(OBJECTIVE)
Please give the listing again in its entirety, exactly as written.

▼▼▼

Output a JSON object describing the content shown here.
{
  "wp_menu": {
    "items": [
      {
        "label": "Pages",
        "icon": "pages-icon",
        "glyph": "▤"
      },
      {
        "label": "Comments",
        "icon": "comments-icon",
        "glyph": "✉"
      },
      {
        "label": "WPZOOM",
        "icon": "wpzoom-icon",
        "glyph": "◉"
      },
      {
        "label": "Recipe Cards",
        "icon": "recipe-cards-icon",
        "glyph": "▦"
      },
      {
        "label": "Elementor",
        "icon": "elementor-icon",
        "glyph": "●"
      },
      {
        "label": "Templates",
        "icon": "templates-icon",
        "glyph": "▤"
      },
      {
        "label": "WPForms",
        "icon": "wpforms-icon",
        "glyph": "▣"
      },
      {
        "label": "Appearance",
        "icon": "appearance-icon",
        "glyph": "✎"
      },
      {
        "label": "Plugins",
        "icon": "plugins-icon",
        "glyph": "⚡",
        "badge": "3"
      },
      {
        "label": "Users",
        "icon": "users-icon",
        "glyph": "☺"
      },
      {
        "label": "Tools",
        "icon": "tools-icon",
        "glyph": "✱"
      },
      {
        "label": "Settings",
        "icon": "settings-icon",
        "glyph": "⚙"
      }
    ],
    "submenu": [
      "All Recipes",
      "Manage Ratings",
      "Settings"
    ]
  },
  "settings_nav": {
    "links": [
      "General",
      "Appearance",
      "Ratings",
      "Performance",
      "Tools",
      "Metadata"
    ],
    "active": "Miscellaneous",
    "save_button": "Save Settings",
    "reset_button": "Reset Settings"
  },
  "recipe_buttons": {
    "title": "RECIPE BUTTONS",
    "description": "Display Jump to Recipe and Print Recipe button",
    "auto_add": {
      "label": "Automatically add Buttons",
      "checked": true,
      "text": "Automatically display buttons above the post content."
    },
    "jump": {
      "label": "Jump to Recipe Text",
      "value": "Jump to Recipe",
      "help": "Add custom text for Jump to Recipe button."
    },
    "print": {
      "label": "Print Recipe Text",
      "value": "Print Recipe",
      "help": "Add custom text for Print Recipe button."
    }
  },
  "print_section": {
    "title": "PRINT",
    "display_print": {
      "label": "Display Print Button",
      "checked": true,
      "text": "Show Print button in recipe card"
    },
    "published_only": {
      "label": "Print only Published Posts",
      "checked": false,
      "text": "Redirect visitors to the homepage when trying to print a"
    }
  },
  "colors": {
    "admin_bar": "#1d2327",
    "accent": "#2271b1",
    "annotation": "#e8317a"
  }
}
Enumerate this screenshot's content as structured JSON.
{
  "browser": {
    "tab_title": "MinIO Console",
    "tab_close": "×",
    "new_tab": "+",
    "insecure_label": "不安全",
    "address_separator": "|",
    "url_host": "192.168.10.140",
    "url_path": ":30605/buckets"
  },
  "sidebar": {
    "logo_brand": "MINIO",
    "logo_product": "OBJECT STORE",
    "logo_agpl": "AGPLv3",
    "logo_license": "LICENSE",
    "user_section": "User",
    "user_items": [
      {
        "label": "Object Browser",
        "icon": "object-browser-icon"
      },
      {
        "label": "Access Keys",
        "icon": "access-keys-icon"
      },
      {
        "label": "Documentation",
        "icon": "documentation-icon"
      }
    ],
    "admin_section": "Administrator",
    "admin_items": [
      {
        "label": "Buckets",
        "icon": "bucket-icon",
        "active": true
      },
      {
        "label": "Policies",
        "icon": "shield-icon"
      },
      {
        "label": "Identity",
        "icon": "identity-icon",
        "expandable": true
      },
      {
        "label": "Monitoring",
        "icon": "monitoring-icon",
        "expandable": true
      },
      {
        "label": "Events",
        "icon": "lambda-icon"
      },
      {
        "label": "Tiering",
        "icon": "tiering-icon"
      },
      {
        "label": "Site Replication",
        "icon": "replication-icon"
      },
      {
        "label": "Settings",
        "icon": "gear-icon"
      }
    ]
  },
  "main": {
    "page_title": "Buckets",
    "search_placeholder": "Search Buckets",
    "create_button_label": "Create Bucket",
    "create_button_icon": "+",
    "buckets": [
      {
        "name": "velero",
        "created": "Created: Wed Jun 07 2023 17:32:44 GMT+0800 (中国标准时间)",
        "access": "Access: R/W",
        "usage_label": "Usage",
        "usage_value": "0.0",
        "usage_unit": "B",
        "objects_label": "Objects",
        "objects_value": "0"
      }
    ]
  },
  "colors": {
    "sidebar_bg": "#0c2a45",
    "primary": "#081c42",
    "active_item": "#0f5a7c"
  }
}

▲▲▲

(FULL SOLUTION)
Output a JSON object describing the content shown here.
{
  "wp_menu": {
    "items": [
      {
        "label": "Pages",
        "icon": "pages-icon",
        "glyph": "▤"
      },
      {
        "label": "Comments",
        "icon": "comments-icon",
        "glyph": "✉"
      },
      {
        "label": "WPZOOM",
        "icon": "wpzoom-icon",
        "glyph": "◉"
      },
      {
        "label": "Recipe Cards",
        "icon": "recipe-cards-icon",
        "glyph": "▦"
      },
      {
        "label": "Elementor",
        "icon": "elementor-icon",
        "glyph": "●"
      },
      {
        "label": "Templates",
        "icon": "templates-icon",
        "glyph": "▤"
      },
      {
        "label": "WPForms",
        "icon": "wpforms-icon",
        "glyph": "▣"
      },
      {
        "label": "Appearance",
        "icon": "appearance-icon",
        "glyph": "✎"
      },
      {
        "label": "Plugins",
        "icon": "plugins-icon",
        "glyph": "⚡",
        "badge": "3"
      },
      {
        "label": "Users",
        "icon": "users-icon",
        "glyph": "☺"
      },
      {
        "label": "Tools",
        "icon": "tools-icon",
        "glyph": "✱"
      },
      {
        "label": "Settings",
        "icon": "settings-icon",
        "glyph": "⚙"
      }
    ],
    "submenu": [
      "All Recipes",
      "Manage Ratings",
      "Settings"
    ]
  },
  "settings_nav": {
    "links": [
      "General",
      "Appearance",
      "Ratings",
      "Performance",
      "Tools",
      "Metadata"
    ],
    "active": "Miscellaneous",
    "save_button": "Save Settings",
    "reset_button": "Reset Settings"
  },
  "recipe_buttons": {
    "title": "RECIPE BUTTONS",
    "description": "Display Jump to Recipe and Print Recipe button",
    "auto_add": {
      "label": "Automatically add Buttons",
      "checked": true,
      "text": "Automatically display buttons above the post content."
    },
    "jump": {
      "label": "Jump to Recipe Text",
      "value": "Jump to Recipe",
      "help": "Add custom text for Jump to Recipe button."
    },
    "print": {
      "label": "Print Recipe Text",
      "value": "Print Recipe",
      "help": "Add custom text for Print Recipe button."
    }
  },
  "print_section": {
    "title": "PRINT",
    "display_print": {
      "label": "Display Print Button",
      "checked": true,
      "text": "Show Print button in recipe card"
    },
    "published_only": {
      "label": "Print only Published Posts",
      "checked": false,
      "text": "Redirect visitors to the homepage when trying to print a"
    }
  },
  "colors": {
    "admin_bar": "#1d2327",
    "accent": "#2271b1",
    "annotation": "#e8317a"
  }
}
Enumerate this screenshot's content as structured JSON.
{
  "browser": {
    "tab_title": "MinIO Console",
    "tab_close": "×",
    "new_tab": "+",
    "insecure_label": "不安全",
    "address_separator": "|",
    "url_host": "192.168.10.140",
    "url_path": ":30605/buckets"
  },
  "sidebar": {
    "logo_brand": "MINIO",
    "logo_product": "OBJECT STORE",
    "logo_agpl": "AGPLv3",
    "logo_license": "LICENSE",
    "user_section": "User",
    "user_items": [
      {
        "label": "Object Browser",
        "icon": "object-browser-icon"
      },
      {
        "label": "Access Keys",
        "icon": "access-keys-icon"
      },
      {
        "label": "Documentation",
        "icon": "documentation-icon"
      }
    ],
    "admin_section": "Administrator",
    "admin_items": [
      {
        "label": "Buckets",
        "icon": "bucket-icon",
        "active": true
      },
      {
        "label": "Policies",
        "icon": "shield-icon"
      },
      {
        "label": "Identity",
        "icon": "identity-icon",
        "expandable": true
      },
      {
        "label": "Monitoring",
        "icon": "monitoring-icon",
        "expandable": true
      },
      {
        "label": "Events",
        "icon": "lambda-icon"
      },
      {
        "label": "Tiering",
        "icon": "tiering-icon"
      },
      {
        "label": "Site Replication",
        "icon": "replication-icon"
      },
      {
        "label": "Settings",
        "icon": "gear-icon"
      }
    ]
  },
  "main": {
    "page_title": "Buckets",
    "search_placeholder": "Search Buckets",
    "create_button_label": "Create Bucket",
    "create_button_icon": "+",
    "buckets": [
      {
        "name": "velero",
        "created": "Created: Wed Jun 07 2023 17:32:44 GMT+0800 (中国标准时间)",
        "access": "Access: R/W",
        "usage_label": "Usage",
        "usage_value": "0.0",
        "usage_unit": "B",
        "objects_label": "Objects",
        "objects_value": "0"
      }
    ]
  },
  "colors": {
    "sidebar_bg": "#0c2a45",
    "primary": "#081c42",
    "active_item": "#0f5a7c"
  }
}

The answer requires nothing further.